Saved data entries
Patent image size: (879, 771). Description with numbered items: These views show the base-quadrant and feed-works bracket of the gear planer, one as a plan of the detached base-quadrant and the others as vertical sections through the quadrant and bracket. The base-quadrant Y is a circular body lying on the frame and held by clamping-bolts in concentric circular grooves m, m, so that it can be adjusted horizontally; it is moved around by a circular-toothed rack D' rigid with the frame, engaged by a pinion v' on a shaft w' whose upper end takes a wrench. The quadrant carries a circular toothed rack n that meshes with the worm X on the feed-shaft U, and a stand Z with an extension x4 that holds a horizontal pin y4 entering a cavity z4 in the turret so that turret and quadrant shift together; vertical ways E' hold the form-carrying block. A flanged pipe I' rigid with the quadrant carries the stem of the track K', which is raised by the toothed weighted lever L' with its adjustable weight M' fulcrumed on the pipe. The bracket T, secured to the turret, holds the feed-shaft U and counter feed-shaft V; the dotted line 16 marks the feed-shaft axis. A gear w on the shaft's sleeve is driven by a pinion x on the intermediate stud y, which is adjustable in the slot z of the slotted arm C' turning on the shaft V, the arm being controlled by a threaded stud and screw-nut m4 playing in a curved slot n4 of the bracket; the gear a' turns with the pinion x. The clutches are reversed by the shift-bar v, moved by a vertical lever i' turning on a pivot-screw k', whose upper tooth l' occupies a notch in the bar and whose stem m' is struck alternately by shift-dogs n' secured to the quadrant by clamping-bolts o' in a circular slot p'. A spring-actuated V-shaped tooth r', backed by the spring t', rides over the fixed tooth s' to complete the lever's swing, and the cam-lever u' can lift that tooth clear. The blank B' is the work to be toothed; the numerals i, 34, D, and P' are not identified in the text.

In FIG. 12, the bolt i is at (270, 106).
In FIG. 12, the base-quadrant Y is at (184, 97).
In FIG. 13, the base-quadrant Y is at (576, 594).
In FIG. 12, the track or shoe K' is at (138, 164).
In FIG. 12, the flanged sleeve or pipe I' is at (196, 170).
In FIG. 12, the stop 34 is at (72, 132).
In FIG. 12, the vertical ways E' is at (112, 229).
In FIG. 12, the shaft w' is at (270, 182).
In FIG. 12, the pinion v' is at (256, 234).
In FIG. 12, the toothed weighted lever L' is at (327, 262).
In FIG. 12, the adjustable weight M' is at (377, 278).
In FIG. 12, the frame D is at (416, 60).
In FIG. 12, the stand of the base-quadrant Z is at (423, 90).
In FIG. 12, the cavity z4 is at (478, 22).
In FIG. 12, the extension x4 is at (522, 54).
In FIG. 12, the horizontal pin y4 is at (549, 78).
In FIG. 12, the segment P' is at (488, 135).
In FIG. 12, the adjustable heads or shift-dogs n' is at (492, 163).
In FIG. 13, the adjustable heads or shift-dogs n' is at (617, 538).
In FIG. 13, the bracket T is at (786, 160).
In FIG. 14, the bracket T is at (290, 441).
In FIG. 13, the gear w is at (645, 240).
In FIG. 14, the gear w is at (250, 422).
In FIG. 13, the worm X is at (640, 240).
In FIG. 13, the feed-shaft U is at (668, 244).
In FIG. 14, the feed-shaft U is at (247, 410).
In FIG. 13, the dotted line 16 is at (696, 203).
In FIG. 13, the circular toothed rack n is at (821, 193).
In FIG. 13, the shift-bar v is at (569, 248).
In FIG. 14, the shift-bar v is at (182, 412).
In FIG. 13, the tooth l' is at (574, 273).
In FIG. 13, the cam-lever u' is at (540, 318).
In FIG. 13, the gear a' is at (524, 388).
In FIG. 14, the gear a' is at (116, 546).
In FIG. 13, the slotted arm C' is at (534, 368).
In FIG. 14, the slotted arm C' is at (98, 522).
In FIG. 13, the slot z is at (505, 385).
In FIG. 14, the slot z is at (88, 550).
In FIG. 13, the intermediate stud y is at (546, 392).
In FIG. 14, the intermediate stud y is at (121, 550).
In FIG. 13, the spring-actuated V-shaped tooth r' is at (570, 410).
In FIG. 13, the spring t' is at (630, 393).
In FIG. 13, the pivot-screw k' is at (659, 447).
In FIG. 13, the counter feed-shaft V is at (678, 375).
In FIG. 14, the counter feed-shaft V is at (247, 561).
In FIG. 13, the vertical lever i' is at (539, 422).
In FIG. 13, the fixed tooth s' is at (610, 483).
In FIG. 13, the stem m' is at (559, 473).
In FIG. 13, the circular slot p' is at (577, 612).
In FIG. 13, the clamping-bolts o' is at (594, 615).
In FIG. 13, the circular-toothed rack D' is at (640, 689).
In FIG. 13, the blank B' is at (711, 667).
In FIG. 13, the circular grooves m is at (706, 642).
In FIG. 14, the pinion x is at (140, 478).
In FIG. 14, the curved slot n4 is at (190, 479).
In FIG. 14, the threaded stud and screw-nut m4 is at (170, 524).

**What is being asked:**
Starting at the beginning of the entries and ending at the line containing "In FIG. 12, the stop 34 is at (72, 132).", switch "detached" to "separate" and give only those lines again, with nothing else changed.

**Answer in full:**
Patent image size: (879, 771). Description with numbered items: These views show the base-quadrant and feed-works bracket of the gear planer, one as a plan of the separate base-quadrant and the others as vertical sections through the quadrant and bracket. The base-quadrant Y is a circular body lying on the frame and held by clamping-bolts in concentric circular grooves m, m, so that it can be adjusted horizontally; it is moved around by a circular-toothed rack D' rigid with the frame, engaged by a pinion v' on a shaft w' whose upper end takes a wrench. The quadrant carries a circular toothed rack n that meshes with the worm X on the feed-shaft U, and a stand Z with an extension x4 that holds a horizontal pin y4 entering a cavity z4 in the turret so that turret and quadrant shift together; vertical ways E' hold the form-carrying block. A flanged pipe I' rigid with the quadrant carries the stem of the track K', which is raised by the toothed weighted lever L' with its adjustable weight M' fulcrumed on the pipe. The bracket T, secured to the turret, holds the feed-shaft U and counter feed-shaft V; the dotted line 16 marks the feed-shaft axis. A gear w on the shaft's sleeve is driven by a pinion x on the intermediate stud y, which is adjustable in the slot z of the slotted arm C' turning on the shaft V, the arm being controlled by a threaded stud and screw-nut m4 playing in a curved slot n4 of the bracket; the gear a' turns with the pinion x. The clutches are reversed by the shift-bar v, moved by a vertical lever i' turning on a pivot-screw k', whose upper tooth l' occupies a notch in the bar and whose stem m' is struck alternately by shift-dogs n' secured to the quadrant by clamping-bolts o' in a circular slot p'. A spring-actuated V-shaped tooth r', backed by the spring t', rides over the fixed tooth s' to complete the lever's swing, and the cam-lever u' can lift that tooth clear. The blank B' is the work to be toothed; the numerals i, 34, D, and P' are not identified in the text.

In FIG. 12, the bolt i is at (270, 106).
In FIG. 12, the base-quadrant Y is at (184, 97).
In FIG. 13, the base-quadrant Y is at (576, 594).
In FIG. 12, the track or shoe K' is at (138, 164).
In FIG. 12, the flanged sleeve or pipe I' is at (196, 170).
In FIG. 12, the stop 34 is at (72, 132).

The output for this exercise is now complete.